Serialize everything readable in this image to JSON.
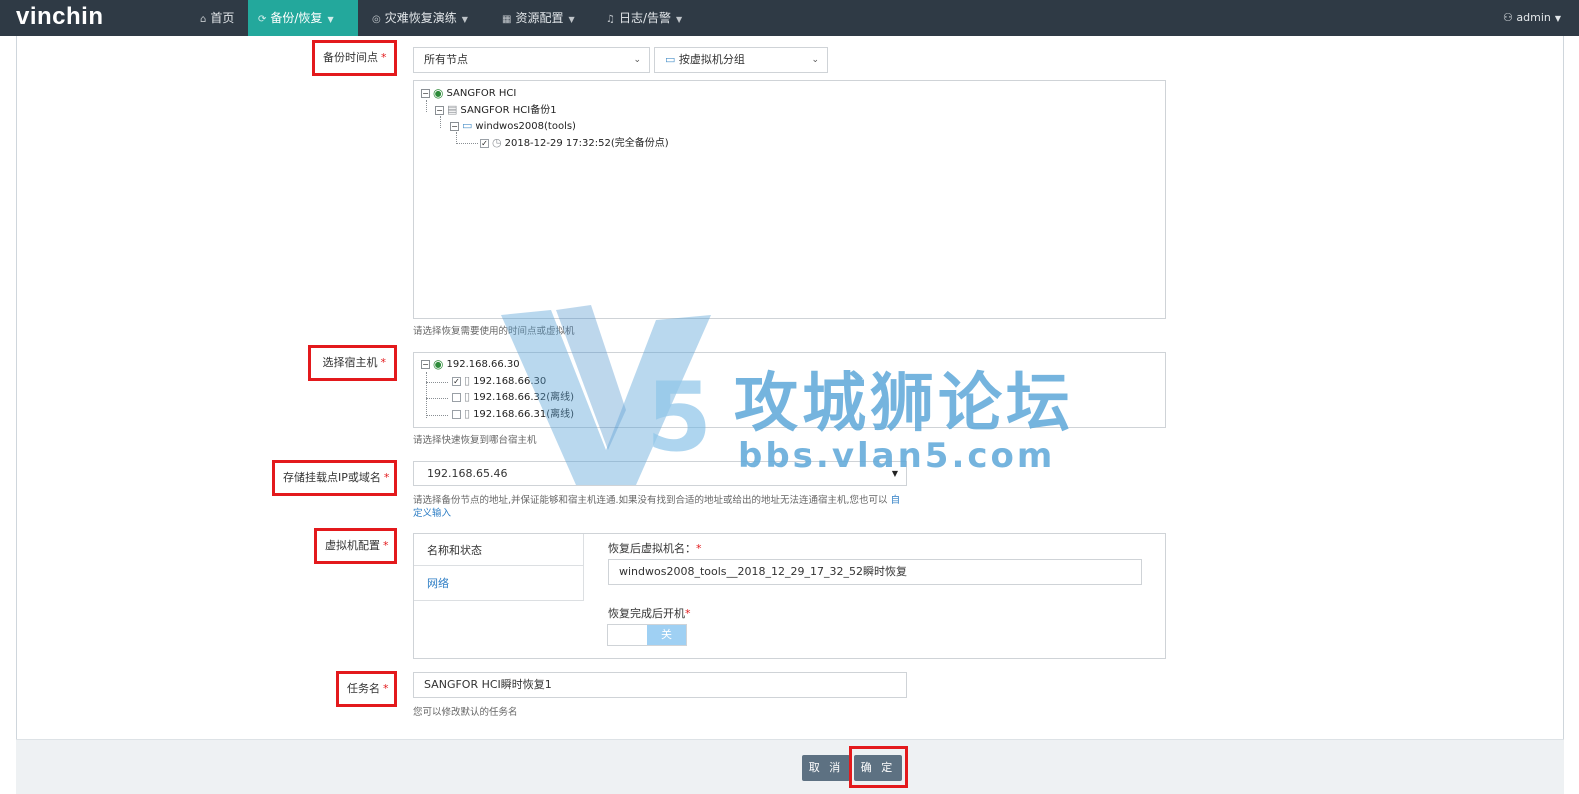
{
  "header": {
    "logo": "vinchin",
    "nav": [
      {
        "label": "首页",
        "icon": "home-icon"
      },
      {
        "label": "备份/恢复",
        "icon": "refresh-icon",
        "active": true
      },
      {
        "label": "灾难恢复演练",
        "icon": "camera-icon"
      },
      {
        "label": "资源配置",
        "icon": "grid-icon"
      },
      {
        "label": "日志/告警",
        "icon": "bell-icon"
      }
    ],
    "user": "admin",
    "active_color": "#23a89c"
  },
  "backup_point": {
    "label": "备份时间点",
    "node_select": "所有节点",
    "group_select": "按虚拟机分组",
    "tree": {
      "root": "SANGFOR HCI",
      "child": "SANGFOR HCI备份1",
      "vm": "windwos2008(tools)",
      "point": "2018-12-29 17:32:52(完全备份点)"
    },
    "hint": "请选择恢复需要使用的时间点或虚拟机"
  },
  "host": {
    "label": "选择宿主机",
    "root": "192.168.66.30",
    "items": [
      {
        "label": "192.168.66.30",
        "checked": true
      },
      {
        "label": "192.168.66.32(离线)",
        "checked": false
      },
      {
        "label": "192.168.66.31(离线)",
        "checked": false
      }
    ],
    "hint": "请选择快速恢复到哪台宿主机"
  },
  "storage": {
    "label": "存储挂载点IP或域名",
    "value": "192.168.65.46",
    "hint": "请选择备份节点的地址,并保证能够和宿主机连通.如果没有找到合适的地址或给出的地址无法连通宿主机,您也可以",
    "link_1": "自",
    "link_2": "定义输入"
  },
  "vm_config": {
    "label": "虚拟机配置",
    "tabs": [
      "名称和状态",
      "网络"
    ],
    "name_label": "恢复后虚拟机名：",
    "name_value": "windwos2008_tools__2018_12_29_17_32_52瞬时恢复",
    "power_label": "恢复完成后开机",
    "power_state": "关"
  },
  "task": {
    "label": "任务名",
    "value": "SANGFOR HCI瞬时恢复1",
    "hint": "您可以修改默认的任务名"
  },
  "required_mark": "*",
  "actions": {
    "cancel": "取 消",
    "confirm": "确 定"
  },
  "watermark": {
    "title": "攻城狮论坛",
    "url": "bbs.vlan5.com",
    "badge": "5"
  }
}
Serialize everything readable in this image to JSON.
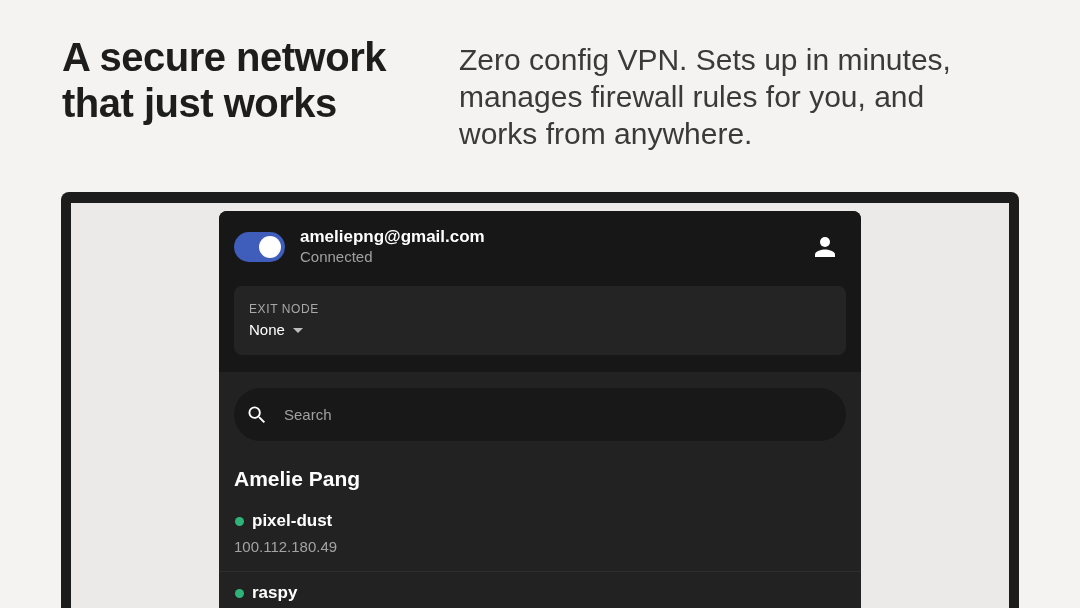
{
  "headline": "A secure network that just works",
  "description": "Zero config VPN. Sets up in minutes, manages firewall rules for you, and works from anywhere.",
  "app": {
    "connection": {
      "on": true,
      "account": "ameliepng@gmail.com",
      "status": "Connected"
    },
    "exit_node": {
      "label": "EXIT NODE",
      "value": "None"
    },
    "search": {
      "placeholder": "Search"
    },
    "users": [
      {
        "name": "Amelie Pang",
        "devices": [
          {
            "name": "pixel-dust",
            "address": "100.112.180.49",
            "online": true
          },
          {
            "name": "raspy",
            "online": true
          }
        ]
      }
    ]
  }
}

**EXERCISE:**
Transcribe the listing in full. Omit the pictures and keep every line exact.

**ANSWER FOR THIS EXERCISE:**
Serialize everything readable in this image to JSON.
{
  "header": {
    "logo": "vinchin",
    "nav": [
      {
        "label": "首页",
        "icon": "home-icon"
      },
      {
        "label": "备份/恢复",
        "icon": "refresh-icon",
        "active": true
      },
      {
        "label": "灾难恢复演练",
        "icon": "camera-icon"
      },
      {
        "label": "资源配置",
        "icon": "grid-icon"
      },
      {
        "label": "日志/告警",
        "icon": "bell-icon"
      }
    ],
    "user": "admin",
    "active_color": "#23a89c"
  },
  "backup_point": {
    "label": "备份时间点",
    "node_select": "所有节点",
    "group_select": "按虚拟机分组",
    "tree": {
      "root": "SANGFOR HCI",
      "child": "SANGFOR HCI备份1",
      "vm": "windwos2008(tools)",
      "point": "2018-12-29 17:32:52(完全备份点)"
    },
    "hint": "请选择恢复需要使用的时间点或虚拟机"
  },
  "host": {
    "label": "选择宿主机",
    "root": "192.168.66.30",
    "items": [
      {
        "label": "192.168.66.30",
        "checked": true
      },
      {
        "label": "192.168.66.32(离线)",
        "checked": false
      },
      {
        "label": "192.168.66.31(离线)",
        "checked": false
      }
    ],
    "hint": "请选择快速恢复到哪台宿主机"
  },
  "storage": {
    "label": "存储挂载点IP或域名",
    "value": "192.168.65.46",
    "hint": "请选择备份节点的地址,并保证能够和宿主机连通.如果没有找到合适的地址或给出的地址无法连通宿主机,您也可以",
    "link_1": "自",
    "link_2": "定义输入"
  },
  "vm_config": {
    "label": "虚拟机配置",
    "tabs": [
      "名称和状态",
      "网络"
    ],
    "name_label": "恢复后虚拟机名：",
    "name_value": "windwos2008_tools__2018_12_29_17_32_52瞬时恢复",
    "power_label": "恢复完成后开机",
    "power_state": "关"
  },
  "task": {
    "label": "任务名",
    "value": "SANGFOR HCI瞬时恢复1",
    "hint": "您可以修改默认的任务名"
  },
  "required_mark": "*",
  "actions": {
    "cancel": "取 消",
    "confirm": "确 定"
  },
  "watermark": {
    "title": "攻城狮论坛",
    "url": "bbs.vlan5.com",
    "badge": "5"
  }
}
Serialize everything readable in this image to JSON.
{
  "headline": "A secure network that just works",
  "description": "Zero config VPN. Sets up in minutes, manages firewall rules for you, and works from anywhere.",
  "app": {
    "connection": {
      "on": true,
      "account": "ameliepng@gmail.com",
      "status": "Connected"
    },
    "exit_node": {
      "label": "EXIT NODE",
      "value": "None"
    },
    "search": {
      "placeholder": "Search"
    },
    "users": [
      {
        "name": "Amelie Pang",
        "devices": [
          {
            "name": "pixel-dust",
            "address": "100.112.180.49",
            "online": true
          },
          {
            "name": "raspy",
            "online": true
          }
        ]
      }
    ]
  }
}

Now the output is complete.